[START MATERIAL]

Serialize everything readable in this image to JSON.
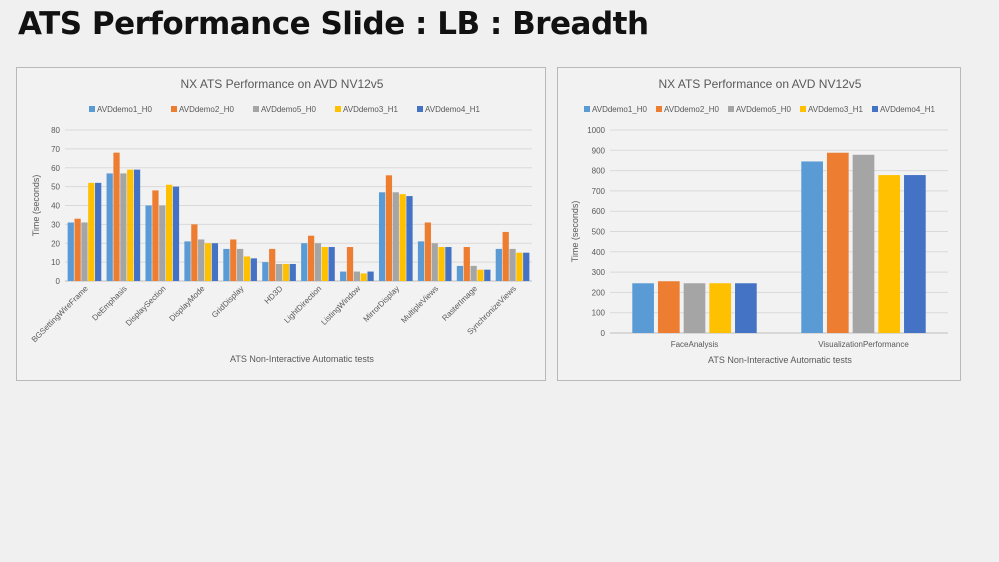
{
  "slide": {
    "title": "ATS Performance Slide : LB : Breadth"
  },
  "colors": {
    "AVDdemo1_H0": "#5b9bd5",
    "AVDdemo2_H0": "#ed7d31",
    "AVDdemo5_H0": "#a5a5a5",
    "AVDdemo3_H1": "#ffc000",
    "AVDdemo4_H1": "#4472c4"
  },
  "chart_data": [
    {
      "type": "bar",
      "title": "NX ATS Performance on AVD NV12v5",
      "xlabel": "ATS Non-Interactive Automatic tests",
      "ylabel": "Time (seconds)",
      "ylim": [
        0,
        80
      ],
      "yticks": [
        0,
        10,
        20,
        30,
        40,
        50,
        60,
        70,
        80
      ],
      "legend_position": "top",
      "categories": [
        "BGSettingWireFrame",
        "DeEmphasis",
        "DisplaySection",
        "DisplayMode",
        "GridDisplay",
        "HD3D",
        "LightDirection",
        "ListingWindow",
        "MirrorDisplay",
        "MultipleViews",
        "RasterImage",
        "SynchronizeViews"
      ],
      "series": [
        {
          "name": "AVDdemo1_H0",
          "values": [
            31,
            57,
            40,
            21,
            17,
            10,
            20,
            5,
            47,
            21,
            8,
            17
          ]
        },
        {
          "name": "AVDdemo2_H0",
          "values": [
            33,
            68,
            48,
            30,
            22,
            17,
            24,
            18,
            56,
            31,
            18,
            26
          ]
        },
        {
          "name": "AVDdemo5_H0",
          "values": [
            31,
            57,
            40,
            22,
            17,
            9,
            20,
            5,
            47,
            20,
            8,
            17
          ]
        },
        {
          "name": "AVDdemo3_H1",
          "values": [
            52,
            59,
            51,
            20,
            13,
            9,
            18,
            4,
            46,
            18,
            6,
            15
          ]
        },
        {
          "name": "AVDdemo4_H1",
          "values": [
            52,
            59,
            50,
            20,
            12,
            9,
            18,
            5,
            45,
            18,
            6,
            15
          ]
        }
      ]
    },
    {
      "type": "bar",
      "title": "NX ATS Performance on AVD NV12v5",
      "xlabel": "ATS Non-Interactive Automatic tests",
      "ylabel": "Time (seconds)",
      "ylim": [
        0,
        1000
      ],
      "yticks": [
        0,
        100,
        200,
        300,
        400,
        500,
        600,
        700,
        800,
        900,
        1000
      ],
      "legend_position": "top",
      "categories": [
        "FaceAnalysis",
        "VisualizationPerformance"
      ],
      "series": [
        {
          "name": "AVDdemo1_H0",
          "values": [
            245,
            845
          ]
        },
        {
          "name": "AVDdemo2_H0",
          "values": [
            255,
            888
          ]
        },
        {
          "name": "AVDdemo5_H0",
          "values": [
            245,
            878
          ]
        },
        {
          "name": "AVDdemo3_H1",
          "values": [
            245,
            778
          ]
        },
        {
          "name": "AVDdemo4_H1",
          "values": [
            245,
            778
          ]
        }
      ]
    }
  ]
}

[END MATERIAL]

_BRIEF_
Repeat the material above in full and unchanged, minus its images.

_RESULT OF THE EXERCISE_
Serialize everything readable in this image to JSON.
{
  "slide": {
    "title": "ATS Performance Slide : LB : Breadth"
  },
  "colors": {
    "AVDdemo1_H0": "#5b9bd5",
    "AVDdemo2_H0": "#ed7d31",
    "AVDdemo5_H0": "#a5a5a5",
    "AVDdemo3_H1": "#ffc000",
    "AVDdemo4_H1": "#4472c4"
  },
  "chart_data": [
    {
      "type": "bar",
      "title": "NX ATS Performance on AVD NV12v5",
      "xlabel": "ATS Non-Interactive Automatic tests",
      "ylabel": "Time (seconds)",
      "ylim": [
        0,
        80
      ],
      "yticks": [
        0,
        10,
        20,
        30,
        40,
        50,
        60,
        70,
        80
      ],
      "legend_position": "top",
      "categories": [
        "BGSettingWireFrame",
        "DeEmphasis",
        "DisplaySection",
        "DisplayMode",
        "GridDisplay",
        "HD3D",
        "LightDirection",
        "ListingWindow",
        "MirrorDisplay",
        "MultipleViews",
        "RasterImage",
        "SynchronizeViews"
      ],
      "series": [
        {
          "name": "AVDdemo1_H0",
          "values": [
            31,
            57,
            40,
            21,
            17,
            10,
            20,
            5,
            47,
            21,
            8,
            17
          ]
        },
        {
          "name": "AVDdemo2_H0",
          "values": [
            33,
            68,
            48,
            30,
            22,
            17,
            24,
            18,
            56,
            31,
            18,
            26
          ]
        },
        {
          "name": "AVDdemo5_H0",
          "values": [
            31,
            57,
            40,
            22,
            17,
            9,
            20,
            5,
            47,
            20,
            8,
            17
          ]
        },
        {
          "name": "AVDdemo3_H1",
          "values": [
            52,
            59,
            51,
            20,
            13,
            9,
            18,
            4,
            46,
            18,
            6,
            15
          ]
        },
        {
          "name": "AVDdemo4_H1",
          "values": [
            52,
            59,
            50,
            20,
            12,
            9,
            18,
            5,
            45,
            18,
            6,
            15
          ]
        }
      ]
    },
    {
      "type": "bar",
      "title": "NX ATS Performance on AVD NV12v5",
      "xlabel": "ATS Non-Interactive Automatic tests",
      "ylabel": "Time (seconds)",
      "ylim": [
        0,
        1000
      ],
      "yticks": [
        0,
        100,
        200,
        300,
        400,
        500,
        600,
        700,
        800,
        900,
        1000
      ],
      "legend_position": "top",
      "categories": [
        "FaceAnalysis",
        "VisualizationPerformance"
      ],
      "series": [
        {
          "name": "AVDdemo1_H0",
          "values": [
            245,
            845
          ]
        },
        {
          "name": "AVDdemo2_H0",
          "values": [
            255,
            888
          ]
        },
        {
          "name": "AVDdemo5_H0",
          "values": [
            245,
            878
          ]
        },
        {
          "name": "AVDdemo3_H1",
          "values": [
            245,
            778
          ]
        },
        {
          "name": "AVDdemo4_H1",
          "values": [
            245,
            778
          ]
        }
      ]
    }
  ]
}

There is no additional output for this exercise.